>> START TEXT SHOWN
CLOSE-UP: LIVE ISSUE - LAND ROVER FREELANDER. Is Land Rover's 'Masai' exploitation or inspiration?

Three industry figures say why they like or loathe the latest work for Land Rover.

FRANC FALCO - design specialist, Wolff Olins

I disagreed with Caroline Marshall choosing the press ad for the Land Rover Freelander Maasai as her Pick of the Week (Campaign, 25 July).

While I agree that the idea and art direction are very clever, I also found the ad both inappropriate and sad.

Inappropriate, because to associate a "school run" SUV with the demands of the Masai Mara driving environment is simply ridiculous, the car wouldn't last ten minutes. And I know from first-hand experience.

And while I'm all in favour of aspirational car advertising, shots of cars driving around salt flats, empty roads, wind in the hair and a pretty girl in the passenger seat are just not credible. The analogy doesn't work.

Sad, because the Masai is a proud and traditional race. They would have considered having their pictures taken the equivalent of removing their soul. Moreover, they walk everywhere so using the Masai to advertise an automobile is really quite pointless.

So congratulations to Land Rover. It appears that it has succeeded in corrupting one of the planet's oldest surviving peoples.

What next, maybe BMW will take some Brazilian Rainforest pygmies and group them in the shape of a Mini?

MARK BARNARD - managing partner, RKCR/Y&R

The Land Rover Maasai is a limited edition model. It costs £14,995. It comes in an eye-catching shade of red. And that's pretty much it. As with the earlier Serengeti and Kalahari vehicles - the "elephants" and "meerkats" posters - it didn't take a tissue meeting and reams of flipchart to uncover the source of our inspiration. We soon discovered that the Masai dress almost exclusively in a similar red colour. So we hit on the idea of embodying the car - quite literally - in the Masai themselves. Simple.

It would be easy to jump to patronising, outdated conclusions about this powerful tribe. Best known as warriors and herders, these proud people also possess a keen entrepreneurial streak. Our models were artists from a local cultural centre, who relished the chance to further the awareness and appreciation of their people and their land. The shoot turned into something of a family affair, with relatives and friends tagging along for the experience of being on a stills shoot. Coercing spear-carrying warriors to stand in front of a camera for two days seemed foolhardy.

Instead, each model was paid for their involvement; the headman spent his location fee buying new cattle.

We're delighted with the result and rather amused by all the talk of semiotics and the like. It's just a nice, simple idea - the kind that works best on posters (and pretty much everywhere else, for that matter).
>> END TEXT SHOWN
>> START MATERIAL
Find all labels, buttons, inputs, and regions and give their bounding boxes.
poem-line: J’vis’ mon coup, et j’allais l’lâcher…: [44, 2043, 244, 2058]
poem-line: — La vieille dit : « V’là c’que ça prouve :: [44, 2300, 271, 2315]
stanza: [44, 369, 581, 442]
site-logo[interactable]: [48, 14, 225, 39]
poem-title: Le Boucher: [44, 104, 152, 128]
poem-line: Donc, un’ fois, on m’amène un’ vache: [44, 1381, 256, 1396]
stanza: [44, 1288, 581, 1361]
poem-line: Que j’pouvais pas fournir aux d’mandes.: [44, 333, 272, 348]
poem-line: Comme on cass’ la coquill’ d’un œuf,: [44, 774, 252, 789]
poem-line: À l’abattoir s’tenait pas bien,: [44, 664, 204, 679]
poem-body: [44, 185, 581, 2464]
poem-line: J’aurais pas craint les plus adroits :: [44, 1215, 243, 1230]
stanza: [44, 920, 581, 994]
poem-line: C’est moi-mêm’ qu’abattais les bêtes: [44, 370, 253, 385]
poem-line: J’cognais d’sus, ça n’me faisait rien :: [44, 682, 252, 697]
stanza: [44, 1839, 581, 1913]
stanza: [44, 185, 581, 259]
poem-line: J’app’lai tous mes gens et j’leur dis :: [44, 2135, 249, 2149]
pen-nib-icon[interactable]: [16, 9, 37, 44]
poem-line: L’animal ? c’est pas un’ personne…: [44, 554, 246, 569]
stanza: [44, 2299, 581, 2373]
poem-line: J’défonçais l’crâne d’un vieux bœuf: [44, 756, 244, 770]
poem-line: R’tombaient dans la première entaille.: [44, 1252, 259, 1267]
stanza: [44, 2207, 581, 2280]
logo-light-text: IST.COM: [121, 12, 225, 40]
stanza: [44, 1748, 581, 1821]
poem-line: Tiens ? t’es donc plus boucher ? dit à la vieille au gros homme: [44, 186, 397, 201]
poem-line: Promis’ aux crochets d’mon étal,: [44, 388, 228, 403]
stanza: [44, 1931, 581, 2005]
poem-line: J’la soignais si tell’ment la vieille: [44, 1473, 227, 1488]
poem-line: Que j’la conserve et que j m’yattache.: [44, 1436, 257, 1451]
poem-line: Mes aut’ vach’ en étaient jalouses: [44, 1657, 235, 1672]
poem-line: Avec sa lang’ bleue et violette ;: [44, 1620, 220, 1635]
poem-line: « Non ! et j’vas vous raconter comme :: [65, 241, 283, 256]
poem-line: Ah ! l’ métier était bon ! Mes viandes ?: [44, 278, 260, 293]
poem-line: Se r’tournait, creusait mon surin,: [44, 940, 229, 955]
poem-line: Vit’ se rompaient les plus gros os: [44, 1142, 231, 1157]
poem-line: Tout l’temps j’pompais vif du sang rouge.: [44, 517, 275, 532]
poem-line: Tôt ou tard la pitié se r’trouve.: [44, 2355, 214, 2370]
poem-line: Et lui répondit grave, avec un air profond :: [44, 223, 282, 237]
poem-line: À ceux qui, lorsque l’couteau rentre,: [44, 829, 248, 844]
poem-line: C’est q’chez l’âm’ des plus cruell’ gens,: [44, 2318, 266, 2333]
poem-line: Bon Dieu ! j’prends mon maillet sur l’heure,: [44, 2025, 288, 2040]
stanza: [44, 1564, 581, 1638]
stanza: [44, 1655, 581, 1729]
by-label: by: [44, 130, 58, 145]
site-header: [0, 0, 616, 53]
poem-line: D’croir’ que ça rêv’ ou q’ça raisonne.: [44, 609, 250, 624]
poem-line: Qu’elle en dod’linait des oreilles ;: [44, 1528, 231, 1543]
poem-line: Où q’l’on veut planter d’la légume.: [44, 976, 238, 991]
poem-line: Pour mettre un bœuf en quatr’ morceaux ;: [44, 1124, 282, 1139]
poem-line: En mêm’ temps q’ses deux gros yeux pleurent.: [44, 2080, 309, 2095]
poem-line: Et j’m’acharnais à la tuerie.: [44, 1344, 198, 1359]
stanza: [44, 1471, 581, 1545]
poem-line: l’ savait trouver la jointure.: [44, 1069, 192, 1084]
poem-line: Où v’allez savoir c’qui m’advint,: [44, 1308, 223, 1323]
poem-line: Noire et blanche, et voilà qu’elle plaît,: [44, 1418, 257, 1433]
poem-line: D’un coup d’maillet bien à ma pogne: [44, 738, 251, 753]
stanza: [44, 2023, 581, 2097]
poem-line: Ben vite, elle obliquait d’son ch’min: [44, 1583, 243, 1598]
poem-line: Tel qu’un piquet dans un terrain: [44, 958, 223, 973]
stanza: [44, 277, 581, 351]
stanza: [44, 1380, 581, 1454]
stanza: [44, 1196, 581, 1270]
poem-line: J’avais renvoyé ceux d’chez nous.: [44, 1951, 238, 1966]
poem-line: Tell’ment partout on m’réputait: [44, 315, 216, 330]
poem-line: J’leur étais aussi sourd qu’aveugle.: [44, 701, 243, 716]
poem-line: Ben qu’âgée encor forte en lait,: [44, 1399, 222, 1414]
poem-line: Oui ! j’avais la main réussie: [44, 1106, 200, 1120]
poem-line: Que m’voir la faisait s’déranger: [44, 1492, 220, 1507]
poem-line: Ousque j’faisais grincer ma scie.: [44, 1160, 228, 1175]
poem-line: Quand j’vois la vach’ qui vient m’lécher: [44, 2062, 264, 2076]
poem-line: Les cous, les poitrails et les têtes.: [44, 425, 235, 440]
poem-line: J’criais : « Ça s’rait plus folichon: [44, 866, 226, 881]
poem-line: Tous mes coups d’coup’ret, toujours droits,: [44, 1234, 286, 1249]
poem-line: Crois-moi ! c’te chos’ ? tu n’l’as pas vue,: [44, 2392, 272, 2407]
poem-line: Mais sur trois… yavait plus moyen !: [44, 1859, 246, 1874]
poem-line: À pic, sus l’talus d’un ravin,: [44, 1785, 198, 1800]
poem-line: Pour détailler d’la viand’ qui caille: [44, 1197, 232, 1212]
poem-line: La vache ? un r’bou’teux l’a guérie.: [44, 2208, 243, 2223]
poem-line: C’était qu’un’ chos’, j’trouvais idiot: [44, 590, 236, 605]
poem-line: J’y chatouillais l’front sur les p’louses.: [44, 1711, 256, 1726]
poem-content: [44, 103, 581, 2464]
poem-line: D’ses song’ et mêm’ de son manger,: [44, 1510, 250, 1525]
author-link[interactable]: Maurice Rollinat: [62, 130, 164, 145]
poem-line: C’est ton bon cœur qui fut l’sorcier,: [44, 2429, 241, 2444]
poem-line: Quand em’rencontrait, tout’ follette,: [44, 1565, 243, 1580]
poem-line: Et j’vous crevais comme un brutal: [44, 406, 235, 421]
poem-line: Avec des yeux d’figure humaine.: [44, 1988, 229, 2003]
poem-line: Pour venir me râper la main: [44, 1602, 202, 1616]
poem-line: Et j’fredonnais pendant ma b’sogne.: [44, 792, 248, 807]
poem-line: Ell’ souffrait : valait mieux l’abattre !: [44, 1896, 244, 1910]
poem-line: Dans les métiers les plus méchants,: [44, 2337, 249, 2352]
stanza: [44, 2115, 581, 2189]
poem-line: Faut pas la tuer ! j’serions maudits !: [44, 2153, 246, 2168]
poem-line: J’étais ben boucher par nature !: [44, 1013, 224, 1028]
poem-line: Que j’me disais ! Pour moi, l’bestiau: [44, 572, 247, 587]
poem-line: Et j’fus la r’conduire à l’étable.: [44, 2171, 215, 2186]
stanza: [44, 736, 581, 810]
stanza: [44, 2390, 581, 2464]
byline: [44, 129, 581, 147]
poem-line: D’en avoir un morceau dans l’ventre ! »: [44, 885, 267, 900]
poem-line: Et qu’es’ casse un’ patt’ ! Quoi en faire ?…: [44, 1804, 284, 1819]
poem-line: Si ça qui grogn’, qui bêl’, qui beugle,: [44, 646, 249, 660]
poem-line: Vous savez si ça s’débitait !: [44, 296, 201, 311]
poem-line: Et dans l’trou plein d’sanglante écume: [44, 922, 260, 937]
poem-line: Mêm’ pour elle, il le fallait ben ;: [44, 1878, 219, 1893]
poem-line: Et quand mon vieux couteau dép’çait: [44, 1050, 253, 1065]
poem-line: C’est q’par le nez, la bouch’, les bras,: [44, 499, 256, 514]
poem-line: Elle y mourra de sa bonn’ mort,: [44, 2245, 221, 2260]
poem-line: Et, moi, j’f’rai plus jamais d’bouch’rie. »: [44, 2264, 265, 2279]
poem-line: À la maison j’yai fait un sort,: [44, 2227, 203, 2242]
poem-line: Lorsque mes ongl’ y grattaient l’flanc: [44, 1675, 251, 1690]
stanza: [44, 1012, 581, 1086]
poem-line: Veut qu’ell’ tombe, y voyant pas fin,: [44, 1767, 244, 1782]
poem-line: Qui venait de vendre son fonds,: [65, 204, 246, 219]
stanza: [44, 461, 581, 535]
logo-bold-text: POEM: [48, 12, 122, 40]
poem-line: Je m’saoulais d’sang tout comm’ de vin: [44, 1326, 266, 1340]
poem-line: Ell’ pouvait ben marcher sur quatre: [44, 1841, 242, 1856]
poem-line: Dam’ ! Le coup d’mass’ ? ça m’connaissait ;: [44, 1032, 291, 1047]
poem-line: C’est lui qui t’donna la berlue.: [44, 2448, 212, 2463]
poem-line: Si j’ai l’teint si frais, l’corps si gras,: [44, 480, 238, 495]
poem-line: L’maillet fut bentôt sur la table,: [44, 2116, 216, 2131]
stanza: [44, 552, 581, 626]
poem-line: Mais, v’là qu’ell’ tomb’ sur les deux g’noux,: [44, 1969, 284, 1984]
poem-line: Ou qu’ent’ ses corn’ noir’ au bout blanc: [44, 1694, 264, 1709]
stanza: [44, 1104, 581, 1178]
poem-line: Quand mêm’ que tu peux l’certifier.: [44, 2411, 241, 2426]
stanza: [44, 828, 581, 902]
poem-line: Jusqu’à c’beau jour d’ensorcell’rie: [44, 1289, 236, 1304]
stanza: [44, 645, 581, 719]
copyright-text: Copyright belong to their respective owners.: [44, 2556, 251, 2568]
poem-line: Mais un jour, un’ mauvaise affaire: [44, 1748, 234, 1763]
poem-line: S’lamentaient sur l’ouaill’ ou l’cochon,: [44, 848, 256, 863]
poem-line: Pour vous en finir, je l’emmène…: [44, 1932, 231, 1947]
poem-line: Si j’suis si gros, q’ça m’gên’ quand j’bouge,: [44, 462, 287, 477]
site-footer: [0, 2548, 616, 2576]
>> END MATERIAL
▶ [GOAL A] Translate this sentence from the Land Rover ad debate into Spanish: "We soon discovered that the Masai dress almost exclusively in a similar red colour."
▶ [GOAL B] Reproduce the passage of the Land Rover ad debate from "It would be" to "days seemed foolhardy.", word for word.
The records have no connection to the text.

▶ [CORRECT RESULT A] Pronto descubrimos que los masái visten casi exclusivamente de un color rojo similar.

▶ [CORRECT RESULT B]
It would be easy to jump to patronising, outdated conclusions about this powerful tribe. Best known as warriors and herders, these proud people also possess a keen entrepreneurial streak. Our models were artists from a local cultural centre, who relished the chance to further the awareness and appreciation of their people and their land. The shoot turned into something of a family affair, with relatives and friends tagging along for the experience of being on a stills shoot. Coercing spear-carrying warriors to stand in front of a camera for two days seemed foolhardy.